#### [Your objective]
Make an exact copy of all the data.

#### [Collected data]
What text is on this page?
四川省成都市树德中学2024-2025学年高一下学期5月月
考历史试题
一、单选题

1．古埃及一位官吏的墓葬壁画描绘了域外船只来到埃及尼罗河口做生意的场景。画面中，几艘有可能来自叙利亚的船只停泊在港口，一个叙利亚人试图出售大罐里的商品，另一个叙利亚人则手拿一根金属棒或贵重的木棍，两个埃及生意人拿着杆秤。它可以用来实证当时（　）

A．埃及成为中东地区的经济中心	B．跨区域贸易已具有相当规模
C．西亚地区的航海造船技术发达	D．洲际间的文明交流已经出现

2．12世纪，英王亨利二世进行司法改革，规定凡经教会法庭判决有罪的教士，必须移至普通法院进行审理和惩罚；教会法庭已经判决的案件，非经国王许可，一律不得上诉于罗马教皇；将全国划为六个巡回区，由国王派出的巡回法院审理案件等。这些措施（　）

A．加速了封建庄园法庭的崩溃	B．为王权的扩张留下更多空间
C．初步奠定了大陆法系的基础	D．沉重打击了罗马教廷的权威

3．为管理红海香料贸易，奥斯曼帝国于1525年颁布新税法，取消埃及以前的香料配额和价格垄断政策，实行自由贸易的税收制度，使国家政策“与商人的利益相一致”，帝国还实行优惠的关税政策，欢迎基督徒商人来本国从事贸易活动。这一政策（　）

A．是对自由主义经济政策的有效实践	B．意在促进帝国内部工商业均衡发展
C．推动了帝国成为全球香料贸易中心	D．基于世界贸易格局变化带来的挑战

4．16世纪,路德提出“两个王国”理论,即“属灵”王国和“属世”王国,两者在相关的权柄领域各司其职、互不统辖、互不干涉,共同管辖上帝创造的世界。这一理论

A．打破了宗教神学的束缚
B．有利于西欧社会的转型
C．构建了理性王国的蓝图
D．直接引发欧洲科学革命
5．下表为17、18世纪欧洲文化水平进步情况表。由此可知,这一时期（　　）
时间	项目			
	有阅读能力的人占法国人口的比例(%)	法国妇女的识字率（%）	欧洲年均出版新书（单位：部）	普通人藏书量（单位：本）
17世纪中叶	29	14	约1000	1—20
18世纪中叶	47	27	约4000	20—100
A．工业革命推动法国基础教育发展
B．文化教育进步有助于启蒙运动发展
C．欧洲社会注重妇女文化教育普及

#### [Answer to the task]
What text is on this page?
四川省成都市树德中学2024-2025学年高一下学期5月月
考历史试题
一、单选题

1．古埃及一位官吏的墓葬壁画描绘了域外船只来到埃及尼罗河口做生意的场景。画面中，几艘有可能来自叙利亚的船只停泊在港口，一个叙利亚人试图出售大罐里的商品，另一个叙利亚人则手拿一根金属棒或贵重的木棍，两个埃及生意人拿着杆秤。它可以用来实证当时（　）

A．埃及成为中东地区的经济中心	B．跨区域贸易已具有相当规模
C．西亚地区的航海造船技术发达	D．洲际间的文明交流已经出现

2．12世纪，英王亨利二世进行司法改革，规定凡经教会法庭判决有罪的教士，必须移至普通法院进行审理和惩罚；教会法庭已经判决的案件，非经国王许可，一律不得上诉于罗马教皇；将全国划为六个巡回区，由国王派出的巡回法院审理案件等。这些措施（　）

A．加速了封建庄园法庭的崩溃	B．为王权的扩张留下更多空间
C．初步奠定了大陆法系的基础	D．沉重打击了罗马教廷的权威

3．为管理红海香料贸易，奥斯曼帝国于1525年颁布新税法，取消埃及以前的香料配额和价格垄断政策，实行自由贸易的税收制度，使国家政策“与商人的利益相一致”，帝国还实行优惠的关税政策，欢迎基督徒商人来本国从事贸易活动。这一政策（　）

A．是对自由主义经济政策的有效实践	B．意在促进帝国内部工商业均衡发展
C．推动了帝国成为全球香料贸易中心	D．基于世界贸易格局变化带来的挑战

4．16世纪,路德提出“两个王国”理论,即“属灵”王国和“属世”王国,两者在相关的权柄领域各司其职、互不统辖、互不干涉,共同管辖上帝创造的世界。这一理论

A．打破了宗教神学的束缚
B．有利于西欧社会的转型
C．构建了理性王国的蓝图
D．直接引发欧洲科学革命
5．下表为17、18世纪欧洲文化水平进步情况表。由此可知,这一时期（　　）
时间	项目			
	有阅读能力的人占法国人口的比例(%)	法国妇女的识字率（%）	欧洲年均出版新书（单位：部）	普通人藏书量（单位：本）
17世纪中叶	29	14	约1000	1—20
18世纪中叶	47	27	约4000	20—100
A．工业革命推动法国基础教育发展
B．文化教育进步有助于启蒙运动发展
C．欧洲社会注重妇女文化教育普及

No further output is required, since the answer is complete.